### LISTED RECORDS

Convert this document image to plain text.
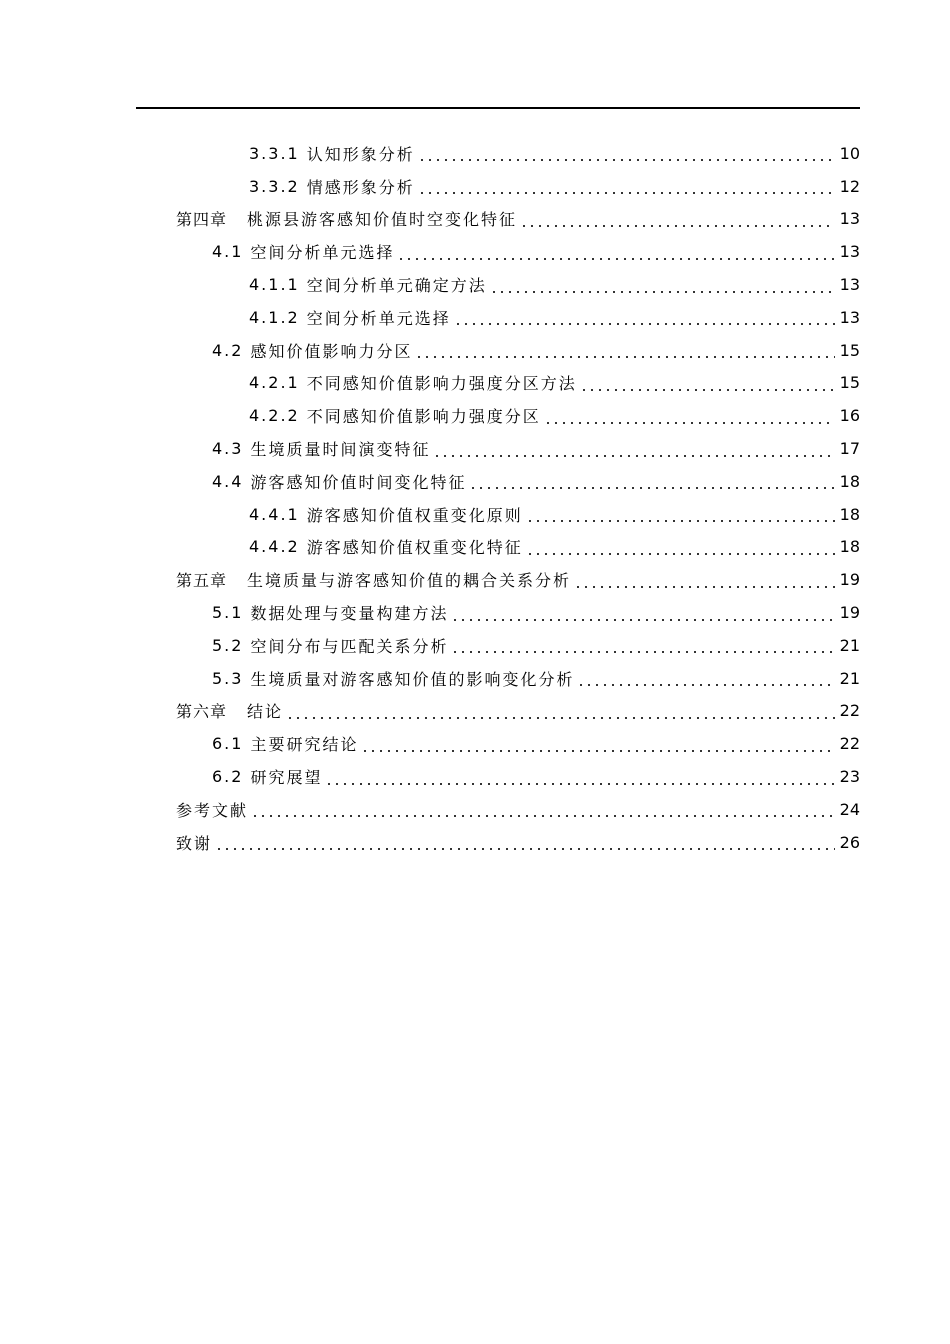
3.3.1 认知形象分析	10
3.3.2 情感形象分析	12
第四章 桃源县游客感知价值时空变化特征	13
4.1 空间分析单元选择	13
4.1.1 空间分析单元确定方法	13
4.1.2 空间分析单元选择	13
4.2 感知价值影响力分区	15
4.2.1 不同感知价值影响力强度分区方法	15
4.2.2 不同感知价值影响力强度分区	16
4.3 生境质量时间演变特征	17
4.4 游客感知价值时间变化特征	18
4.4.1 游客感知价值权重变化原则	18
4.4.2 游客感知价值权重变化特征	18
第五章 生境质量与游客感知价值的耦合关系分析	19
5.1 数据处理与变量构建方法	19
5.2 空间分布与匹配关系分析	21
5.3 生境质量对游客感知价值的影响变化分析	21
第六章 结论	22
6.1 主要研究结论	22
6.2 研究展望	23
参考文献	24
致谢	26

### WHAT YOU HAVE TO DO
All of the records above must be copied exactly, except for the pictures.

### RESULT BELOW
Convert this document image to plain text.
3.3.1 认知形象分析	10
3.3.2 情感形象分析	12
第四章 桃源县游客感知价值时空变化特征	13
4.1 空间分析单元选择	13
4.1.1 空间分析单元确定方法	13
4.1.2 空间分析单元选择	13
4.2 感知价值影响力分区	15
4.2.1 不同感知价值影响力强度分区方法	15
4.2.2 不同感知价值影响力强度分区	16
4.3 生境质量时间演变特征	17
4.4 游客感知价值时间变化特征	18
4.4.1 游客感知价值权重变化原则	18
4.4.2 游客感知价值权重变化特征	18
第五章 生境质量与游客感知价值的耦合关系分析	19
5.1 数据处理与变量构建方法	19
5.2 空间分布与匹配关系分析	21
5.3 生境质量对游客感知价值的影响变化分析	21
第六章 结论	22
6.1 主要研究结论	22
6.2 研究展望	23
参考文献	24
致谢	26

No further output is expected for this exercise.